Description of the task ▸ Extract the lines that hold the string "change".
^^^^^^^^
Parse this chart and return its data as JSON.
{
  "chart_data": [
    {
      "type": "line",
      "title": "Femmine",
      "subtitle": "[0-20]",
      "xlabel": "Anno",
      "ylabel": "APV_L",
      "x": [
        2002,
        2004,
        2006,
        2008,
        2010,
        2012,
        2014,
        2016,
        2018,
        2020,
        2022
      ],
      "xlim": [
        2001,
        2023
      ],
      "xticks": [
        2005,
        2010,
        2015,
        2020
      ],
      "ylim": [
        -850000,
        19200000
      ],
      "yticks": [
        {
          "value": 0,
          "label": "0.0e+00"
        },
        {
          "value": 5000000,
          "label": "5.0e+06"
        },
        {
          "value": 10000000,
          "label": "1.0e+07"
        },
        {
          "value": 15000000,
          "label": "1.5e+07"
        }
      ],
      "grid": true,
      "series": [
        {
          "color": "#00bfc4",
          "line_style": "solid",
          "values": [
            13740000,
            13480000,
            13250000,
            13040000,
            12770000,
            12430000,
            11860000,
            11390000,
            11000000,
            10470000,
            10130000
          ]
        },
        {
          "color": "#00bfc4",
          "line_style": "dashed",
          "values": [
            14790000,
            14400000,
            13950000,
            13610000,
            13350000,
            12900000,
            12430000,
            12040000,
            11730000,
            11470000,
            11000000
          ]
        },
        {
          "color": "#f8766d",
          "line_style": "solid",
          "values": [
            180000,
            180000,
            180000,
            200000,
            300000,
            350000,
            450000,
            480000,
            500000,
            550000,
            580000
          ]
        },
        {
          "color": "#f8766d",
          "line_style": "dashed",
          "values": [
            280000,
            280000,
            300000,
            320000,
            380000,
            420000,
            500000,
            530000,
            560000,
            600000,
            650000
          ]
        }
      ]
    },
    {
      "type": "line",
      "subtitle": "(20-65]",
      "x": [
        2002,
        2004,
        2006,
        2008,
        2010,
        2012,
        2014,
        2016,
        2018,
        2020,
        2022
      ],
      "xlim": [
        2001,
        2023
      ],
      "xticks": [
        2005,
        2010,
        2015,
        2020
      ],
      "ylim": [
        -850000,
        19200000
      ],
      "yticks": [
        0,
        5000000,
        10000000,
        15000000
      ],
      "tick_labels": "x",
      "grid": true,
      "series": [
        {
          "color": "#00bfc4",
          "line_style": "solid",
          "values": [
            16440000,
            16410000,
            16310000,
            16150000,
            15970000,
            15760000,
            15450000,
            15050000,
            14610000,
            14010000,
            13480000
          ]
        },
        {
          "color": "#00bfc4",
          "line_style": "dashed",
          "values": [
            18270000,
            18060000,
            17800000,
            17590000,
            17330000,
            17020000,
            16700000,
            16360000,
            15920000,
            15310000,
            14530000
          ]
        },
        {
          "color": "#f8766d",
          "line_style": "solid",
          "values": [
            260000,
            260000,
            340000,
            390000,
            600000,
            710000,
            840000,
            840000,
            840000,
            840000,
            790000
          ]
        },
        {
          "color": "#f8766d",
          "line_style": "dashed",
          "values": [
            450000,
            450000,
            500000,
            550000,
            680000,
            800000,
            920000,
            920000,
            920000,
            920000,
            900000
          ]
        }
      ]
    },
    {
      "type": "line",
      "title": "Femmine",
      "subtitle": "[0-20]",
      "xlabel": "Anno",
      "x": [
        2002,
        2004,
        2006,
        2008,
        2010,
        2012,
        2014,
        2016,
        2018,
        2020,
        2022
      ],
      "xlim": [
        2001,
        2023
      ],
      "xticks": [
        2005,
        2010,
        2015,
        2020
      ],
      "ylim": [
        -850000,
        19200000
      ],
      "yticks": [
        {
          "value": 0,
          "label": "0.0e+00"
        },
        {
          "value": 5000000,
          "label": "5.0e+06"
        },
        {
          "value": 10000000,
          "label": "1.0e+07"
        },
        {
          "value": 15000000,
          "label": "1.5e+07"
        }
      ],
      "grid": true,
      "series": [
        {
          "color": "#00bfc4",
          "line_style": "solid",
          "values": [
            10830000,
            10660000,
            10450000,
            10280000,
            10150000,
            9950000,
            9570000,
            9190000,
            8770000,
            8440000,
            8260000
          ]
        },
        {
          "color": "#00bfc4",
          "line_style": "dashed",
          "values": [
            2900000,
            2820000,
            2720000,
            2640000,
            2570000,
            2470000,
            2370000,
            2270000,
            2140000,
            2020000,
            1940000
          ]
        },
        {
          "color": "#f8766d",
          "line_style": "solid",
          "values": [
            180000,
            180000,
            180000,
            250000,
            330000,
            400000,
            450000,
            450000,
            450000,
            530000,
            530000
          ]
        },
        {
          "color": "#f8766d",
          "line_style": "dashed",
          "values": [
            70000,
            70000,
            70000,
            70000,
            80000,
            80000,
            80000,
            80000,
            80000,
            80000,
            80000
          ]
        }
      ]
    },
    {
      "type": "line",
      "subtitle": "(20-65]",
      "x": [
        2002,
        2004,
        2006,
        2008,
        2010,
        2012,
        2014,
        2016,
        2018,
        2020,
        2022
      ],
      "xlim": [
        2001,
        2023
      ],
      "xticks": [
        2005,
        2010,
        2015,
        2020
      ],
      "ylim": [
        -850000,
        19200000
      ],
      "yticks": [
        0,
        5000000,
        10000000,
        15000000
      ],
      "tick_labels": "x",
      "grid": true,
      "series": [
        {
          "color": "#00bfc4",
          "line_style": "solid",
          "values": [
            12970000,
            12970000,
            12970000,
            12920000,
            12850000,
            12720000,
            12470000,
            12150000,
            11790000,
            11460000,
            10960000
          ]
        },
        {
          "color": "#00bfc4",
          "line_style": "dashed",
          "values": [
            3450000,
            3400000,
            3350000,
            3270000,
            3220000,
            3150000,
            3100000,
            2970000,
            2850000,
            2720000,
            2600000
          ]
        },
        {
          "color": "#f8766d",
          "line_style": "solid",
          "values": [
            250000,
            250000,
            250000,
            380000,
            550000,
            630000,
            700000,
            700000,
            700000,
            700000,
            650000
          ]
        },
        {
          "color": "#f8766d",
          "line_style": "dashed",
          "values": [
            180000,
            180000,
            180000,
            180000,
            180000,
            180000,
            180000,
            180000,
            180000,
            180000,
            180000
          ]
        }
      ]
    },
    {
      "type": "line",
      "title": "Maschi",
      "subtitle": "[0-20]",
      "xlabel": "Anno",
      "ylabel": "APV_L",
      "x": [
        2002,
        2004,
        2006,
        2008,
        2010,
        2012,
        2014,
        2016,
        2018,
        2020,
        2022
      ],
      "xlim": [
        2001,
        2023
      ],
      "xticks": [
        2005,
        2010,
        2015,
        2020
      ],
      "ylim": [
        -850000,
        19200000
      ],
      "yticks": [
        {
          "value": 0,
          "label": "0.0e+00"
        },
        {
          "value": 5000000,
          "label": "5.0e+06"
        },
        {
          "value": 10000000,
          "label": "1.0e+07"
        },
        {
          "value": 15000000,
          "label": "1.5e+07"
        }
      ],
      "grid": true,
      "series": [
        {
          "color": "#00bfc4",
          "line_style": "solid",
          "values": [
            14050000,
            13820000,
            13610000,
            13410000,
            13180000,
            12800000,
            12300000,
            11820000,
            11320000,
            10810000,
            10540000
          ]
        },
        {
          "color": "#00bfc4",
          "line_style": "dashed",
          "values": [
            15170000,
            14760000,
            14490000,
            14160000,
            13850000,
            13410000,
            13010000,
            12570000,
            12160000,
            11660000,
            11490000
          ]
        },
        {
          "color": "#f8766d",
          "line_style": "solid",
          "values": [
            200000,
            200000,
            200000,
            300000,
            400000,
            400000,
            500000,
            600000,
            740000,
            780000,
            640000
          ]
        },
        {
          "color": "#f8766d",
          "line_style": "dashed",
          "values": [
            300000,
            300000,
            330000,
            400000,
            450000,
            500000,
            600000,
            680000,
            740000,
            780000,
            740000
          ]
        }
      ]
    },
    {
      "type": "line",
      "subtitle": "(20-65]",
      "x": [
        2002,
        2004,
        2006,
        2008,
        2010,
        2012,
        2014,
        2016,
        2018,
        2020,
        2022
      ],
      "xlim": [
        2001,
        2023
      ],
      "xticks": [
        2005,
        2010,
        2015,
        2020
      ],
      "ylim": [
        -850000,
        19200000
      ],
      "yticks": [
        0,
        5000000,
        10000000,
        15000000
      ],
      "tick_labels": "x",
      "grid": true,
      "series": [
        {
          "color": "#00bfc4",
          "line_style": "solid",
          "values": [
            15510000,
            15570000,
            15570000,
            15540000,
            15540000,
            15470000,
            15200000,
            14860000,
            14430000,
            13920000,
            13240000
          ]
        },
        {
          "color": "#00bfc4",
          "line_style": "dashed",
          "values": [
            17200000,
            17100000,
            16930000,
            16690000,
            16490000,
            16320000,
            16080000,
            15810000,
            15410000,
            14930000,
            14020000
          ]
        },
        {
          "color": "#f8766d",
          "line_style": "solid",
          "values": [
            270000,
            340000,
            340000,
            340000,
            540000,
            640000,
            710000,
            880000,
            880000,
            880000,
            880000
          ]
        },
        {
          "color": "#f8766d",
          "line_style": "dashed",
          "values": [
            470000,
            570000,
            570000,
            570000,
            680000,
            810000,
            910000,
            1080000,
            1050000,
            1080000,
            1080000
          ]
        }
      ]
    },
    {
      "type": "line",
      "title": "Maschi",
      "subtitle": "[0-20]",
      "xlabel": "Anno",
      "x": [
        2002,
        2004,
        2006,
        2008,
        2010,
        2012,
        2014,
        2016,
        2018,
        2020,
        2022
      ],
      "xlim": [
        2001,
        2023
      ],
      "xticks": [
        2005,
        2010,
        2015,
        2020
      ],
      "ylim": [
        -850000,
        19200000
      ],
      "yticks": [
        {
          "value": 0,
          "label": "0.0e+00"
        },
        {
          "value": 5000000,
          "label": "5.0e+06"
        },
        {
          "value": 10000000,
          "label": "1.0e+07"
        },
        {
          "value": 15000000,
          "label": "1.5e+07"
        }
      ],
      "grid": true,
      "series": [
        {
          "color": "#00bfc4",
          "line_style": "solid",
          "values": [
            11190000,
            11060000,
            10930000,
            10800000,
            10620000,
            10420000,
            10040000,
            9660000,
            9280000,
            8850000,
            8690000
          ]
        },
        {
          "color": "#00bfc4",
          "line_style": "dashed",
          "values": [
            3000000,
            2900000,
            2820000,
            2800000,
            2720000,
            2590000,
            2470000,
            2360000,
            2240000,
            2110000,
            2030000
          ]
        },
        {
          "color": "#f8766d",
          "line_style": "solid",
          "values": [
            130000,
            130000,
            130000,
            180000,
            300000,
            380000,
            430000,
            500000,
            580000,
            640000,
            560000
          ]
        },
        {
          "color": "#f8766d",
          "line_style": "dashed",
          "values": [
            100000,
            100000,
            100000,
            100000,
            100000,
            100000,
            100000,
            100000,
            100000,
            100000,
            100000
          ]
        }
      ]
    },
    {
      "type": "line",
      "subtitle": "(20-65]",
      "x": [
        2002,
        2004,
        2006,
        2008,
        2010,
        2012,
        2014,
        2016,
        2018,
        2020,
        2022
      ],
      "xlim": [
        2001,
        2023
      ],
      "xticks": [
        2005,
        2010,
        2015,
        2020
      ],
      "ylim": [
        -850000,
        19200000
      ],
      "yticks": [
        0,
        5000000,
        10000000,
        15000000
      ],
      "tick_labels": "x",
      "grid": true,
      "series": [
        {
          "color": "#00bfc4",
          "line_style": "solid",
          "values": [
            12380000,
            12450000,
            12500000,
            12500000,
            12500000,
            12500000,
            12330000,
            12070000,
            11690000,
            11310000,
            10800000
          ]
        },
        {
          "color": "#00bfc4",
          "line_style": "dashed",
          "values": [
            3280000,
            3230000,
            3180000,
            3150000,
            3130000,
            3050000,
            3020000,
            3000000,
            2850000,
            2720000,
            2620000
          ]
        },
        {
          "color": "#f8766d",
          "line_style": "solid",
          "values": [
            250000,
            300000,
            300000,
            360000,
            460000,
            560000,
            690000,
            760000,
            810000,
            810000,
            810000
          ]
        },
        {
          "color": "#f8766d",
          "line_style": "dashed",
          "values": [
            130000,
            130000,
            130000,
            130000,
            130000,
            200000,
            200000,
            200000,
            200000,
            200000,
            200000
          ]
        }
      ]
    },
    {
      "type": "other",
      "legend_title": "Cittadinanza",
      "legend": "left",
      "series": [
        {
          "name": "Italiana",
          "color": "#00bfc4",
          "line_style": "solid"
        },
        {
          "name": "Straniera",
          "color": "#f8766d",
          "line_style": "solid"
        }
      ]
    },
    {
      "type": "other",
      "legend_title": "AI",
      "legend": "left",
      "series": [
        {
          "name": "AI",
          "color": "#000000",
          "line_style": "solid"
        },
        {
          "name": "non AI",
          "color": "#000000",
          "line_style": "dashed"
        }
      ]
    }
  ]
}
^^^^^^^^
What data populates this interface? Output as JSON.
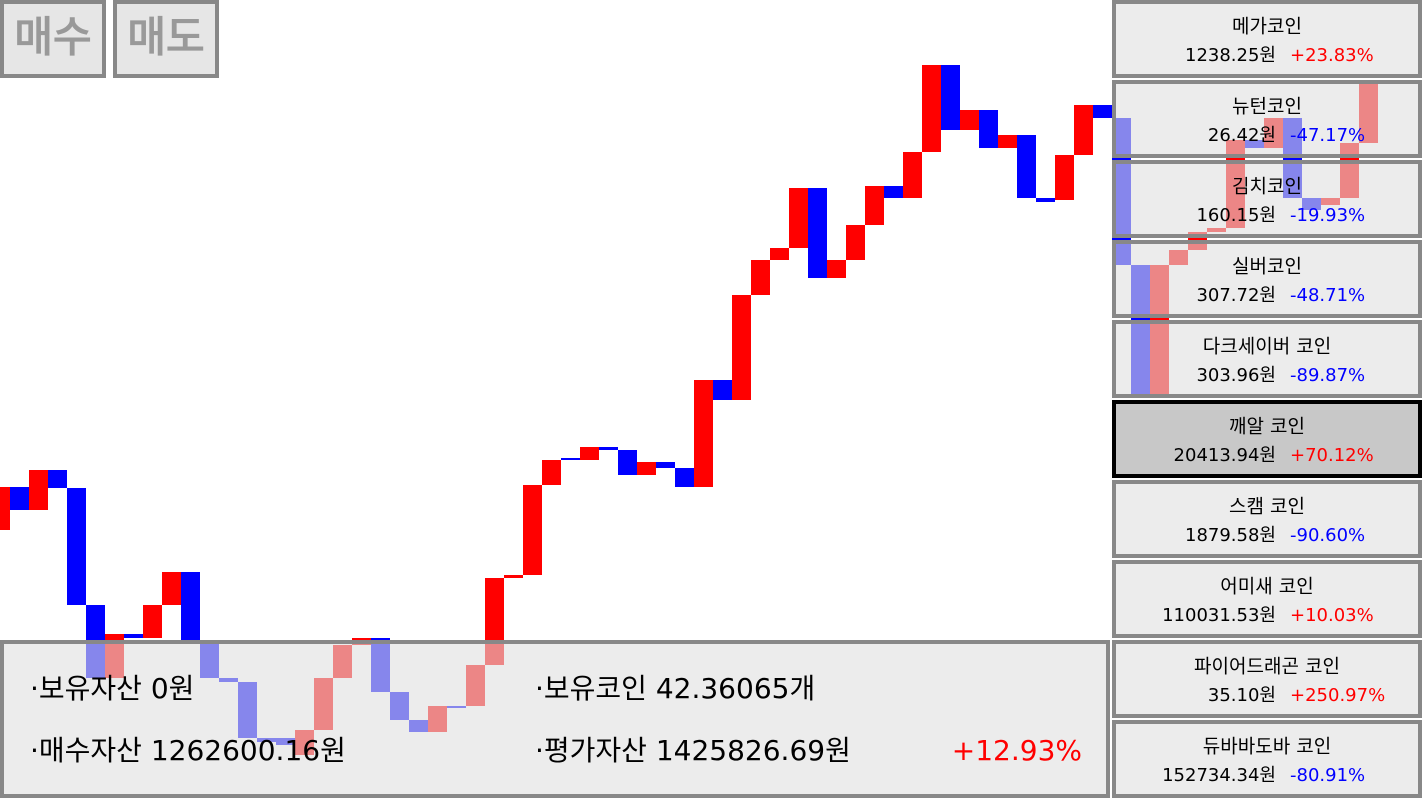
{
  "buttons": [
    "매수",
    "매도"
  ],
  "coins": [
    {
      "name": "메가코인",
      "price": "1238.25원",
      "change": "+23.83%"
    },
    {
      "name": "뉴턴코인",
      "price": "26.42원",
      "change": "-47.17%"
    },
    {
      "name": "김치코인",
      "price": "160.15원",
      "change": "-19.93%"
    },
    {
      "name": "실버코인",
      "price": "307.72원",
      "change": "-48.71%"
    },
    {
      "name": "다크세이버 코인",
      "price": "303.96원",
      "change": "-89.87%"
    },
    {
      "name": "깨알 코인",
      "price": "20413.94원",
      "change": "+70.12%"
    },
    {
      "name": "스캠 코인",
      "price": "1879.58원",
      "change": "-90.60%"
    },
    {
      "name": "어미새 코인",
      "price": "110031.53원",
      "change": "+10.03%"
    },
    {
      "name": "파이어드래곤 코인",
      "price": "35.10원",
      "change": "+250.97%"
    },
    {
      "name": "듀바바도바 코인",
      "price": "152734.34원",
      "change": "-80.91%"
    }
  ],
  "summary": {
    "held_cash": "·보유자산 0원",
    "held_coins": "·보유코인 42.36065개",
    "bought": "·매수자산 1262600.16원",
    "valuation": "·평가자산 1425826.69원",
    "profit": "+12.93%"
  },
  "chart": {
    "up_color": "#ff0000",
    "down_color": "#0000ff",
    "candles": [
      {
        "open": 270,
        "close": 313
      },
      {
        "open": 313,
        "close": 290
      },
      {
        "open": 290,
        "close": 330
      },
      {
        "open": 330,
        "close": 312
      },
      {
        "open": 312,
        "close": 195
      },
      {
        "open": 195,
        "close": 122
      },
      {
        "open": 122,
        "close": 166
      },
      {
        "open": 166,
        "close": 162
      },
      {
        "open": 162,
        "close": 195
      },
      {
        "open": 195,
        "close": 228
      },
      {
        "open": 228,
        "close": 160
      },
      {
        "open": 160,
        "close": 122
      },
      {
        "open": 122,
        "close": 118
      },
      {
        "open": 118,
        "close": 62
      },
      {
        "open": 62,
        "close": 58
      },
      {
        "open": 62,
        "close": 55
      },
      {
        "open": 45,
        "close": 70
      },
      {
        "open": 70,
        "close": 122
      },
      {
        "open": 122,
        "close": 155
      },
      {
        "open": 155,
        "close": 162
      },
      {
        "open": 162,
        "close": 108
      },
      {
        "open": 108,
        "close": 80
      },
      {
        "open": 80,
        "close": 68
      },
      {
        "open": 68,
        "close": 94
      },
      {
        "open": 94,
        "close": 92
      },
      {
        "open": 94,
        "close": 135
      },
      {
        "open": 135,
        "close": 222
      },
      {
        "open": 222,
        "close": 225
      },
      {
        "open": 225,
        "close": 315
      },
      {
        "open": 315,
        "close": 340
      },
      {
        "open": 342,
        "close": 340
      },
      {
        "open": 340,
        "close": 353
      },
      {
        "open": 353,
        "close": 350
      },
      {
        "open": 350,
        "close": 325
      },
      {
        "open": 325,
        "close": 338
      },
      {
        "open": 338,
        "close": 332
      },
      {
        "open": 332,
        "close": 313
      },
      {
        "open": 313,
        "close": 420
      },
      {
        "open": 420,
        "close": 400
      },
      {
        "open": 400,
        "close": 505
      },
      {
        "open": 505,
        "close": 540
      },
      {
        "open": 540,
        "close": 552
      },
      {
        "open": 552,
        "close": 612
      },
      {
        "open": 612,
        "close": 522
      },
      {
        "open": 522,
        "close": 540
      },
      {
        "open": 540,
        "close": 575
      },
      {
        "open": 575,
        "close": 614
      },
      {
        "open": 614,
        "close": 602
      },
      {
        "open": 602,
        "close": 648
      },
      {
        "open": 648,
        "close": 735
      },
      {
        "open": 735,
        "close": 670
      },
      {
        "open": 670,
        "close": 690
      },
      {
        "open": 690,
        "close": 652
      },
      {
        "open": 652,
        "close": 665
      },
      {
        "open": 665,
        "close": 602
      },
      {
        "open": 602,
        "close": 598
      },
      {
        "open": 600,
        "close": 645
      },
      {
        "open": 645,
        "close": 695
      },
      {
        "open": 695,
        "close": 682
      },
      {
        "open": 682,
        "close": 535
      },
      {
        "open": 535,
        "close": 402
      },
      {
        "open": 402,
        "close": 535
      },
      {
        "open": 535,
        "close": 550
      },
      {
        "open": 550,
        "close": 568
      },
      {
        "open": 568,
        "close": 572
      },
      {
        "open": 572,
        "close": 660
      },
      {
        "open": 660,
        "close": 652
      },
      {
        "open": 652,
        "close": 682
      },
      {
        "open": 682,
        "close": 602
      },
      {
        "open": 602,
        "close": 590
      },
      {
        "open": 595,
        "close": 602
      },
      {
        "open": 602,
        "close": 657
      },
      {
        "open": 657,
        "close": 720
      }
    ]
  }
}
^^^^^^^^
Answer to the task ▸
      "change": "+23.83%"
      "change": "-47.17%"
      "change": "-19.93%"
      "change": "-48.71%"
      "change": "-89.87%"
      "change": "+70.12%"
      "change": "-90.60%"
      "change": "+10.03%"
      "change": "+250.97%"
      "change": "-80.91%"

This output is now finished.